• _EXTRACTED RECORDS_:
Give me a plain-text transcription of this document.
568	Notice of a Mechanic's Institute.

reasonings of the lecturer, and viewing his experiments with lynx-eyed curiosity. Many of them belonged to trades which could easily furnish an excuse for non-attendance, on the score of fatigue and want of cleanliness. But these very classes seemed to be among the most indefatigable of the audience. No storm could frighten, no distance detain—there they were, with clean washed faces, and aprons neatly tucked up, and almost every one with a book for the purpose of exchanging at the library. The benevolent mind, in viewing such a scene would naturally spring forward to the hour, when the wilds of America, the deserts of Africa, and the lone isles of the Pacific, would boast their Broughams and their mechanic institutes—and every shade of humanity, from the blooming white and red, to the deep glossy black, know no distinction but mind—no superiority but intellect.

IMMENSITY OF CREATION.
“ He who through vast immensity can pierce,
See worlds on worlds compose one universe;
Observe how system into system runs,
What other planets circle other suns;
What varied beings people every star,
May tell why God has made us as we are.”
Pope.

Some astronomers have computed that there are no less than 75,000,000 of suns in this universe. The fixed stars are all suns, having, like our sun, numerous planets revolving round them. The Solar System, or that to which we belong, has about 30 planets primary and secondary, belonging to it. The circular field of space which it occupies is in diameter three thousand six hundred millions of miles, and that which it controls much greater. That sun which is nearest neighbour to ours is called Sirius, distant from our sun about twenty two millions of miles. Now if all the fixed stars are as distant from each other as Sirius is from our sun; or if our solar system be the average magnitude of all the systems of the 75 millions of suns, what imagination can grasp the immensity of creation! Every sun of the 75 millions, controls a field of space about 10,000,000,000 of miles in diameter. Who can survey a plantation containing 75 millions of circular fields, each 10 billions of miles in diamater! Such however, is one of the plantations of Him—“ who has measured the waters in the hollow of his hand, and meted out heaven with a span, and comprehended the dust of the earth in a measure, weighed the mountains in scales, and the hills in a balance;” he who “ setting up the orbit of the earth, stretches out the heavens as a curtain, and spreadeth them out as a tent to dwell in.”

• _WRITTEN INSTRUCTION_:
Copy out every line of the data above, exactly as given.

• _CORRECT ANSWER_:
Give me a plain-text transcription of this document.
568	Notice of a Mechanic's Institute.

reasonings of the lecturer, and viewing his experiments with lynx-eyed curiosity. Many of them belonged to trades which could easily furnish an excuse for non-attendance, on the score of fatigue and want of cleanliness. But these very classes seemed to be among the most indefatigable of the audience. No storm could frighten, no distance detain—there they were, with clean washed faces, and aprons neatly tucked up, and almost every one with a book for the purpose of exchanging at the library. The benevolent mind, in viewing such a scene would naturally spring forward to the hour, when the wilds of America, the deserts of Africa, and the lone isles of the Pacific, would boast their Broughams and their mechanic institutes—and every shade of humanity, from the blooming white and red, to the deep glossy black, know no distinction but mind—no superiority but intellect.

IMMENSITY OF CREATION.
“ He who through vast immensity can pierce,
See worlds on worlds compose one universe;
Observe how system into system runs,
What other planets circle other suns;
What varied beings people every star,
May tell why God has made us as we are.”
Pope.

Some astronomers have computed that there are no less than 75,000,000 of suns in this universe. The fixed stars are all suns, having, like our sun, numerous planets revolving round them. The Solar System, or that to which we belong, has about 30 planets primary and secondary, belonging to it. The circular field of space which it occupies is in diameter three thousand six hundred millions of miles, and that which it controls much greater. That sun which is nearest neighbour to ours is called Sirius, distant from our sun about twenty two millions of miles. Now if all the fixed stars are as distant from each other as Sirius is from our sun; or if our solar system be the average magnitude of all the systems of the 75 millions of suns, what imagination can grasp the immensity of creation! Every sun of the 75 millions, controls a field of space about 10,000,000,000 of miles in diameter. Who can survey a plantation containing 75 millions of circular fields, each 10 billions of miles in diamater! Such however, is one of the plantations of Him—“ who has measured the waters in the hollow of his hand, and meted out heaven with a span, and comprehended the dust of the earth in a measure, weighed the mountains in scales, and the hills in a balance;” he who “ setting up the orbit of the earth, stretches out the heavens as a curtain, and spreadeth them out as a tent to dwell in.”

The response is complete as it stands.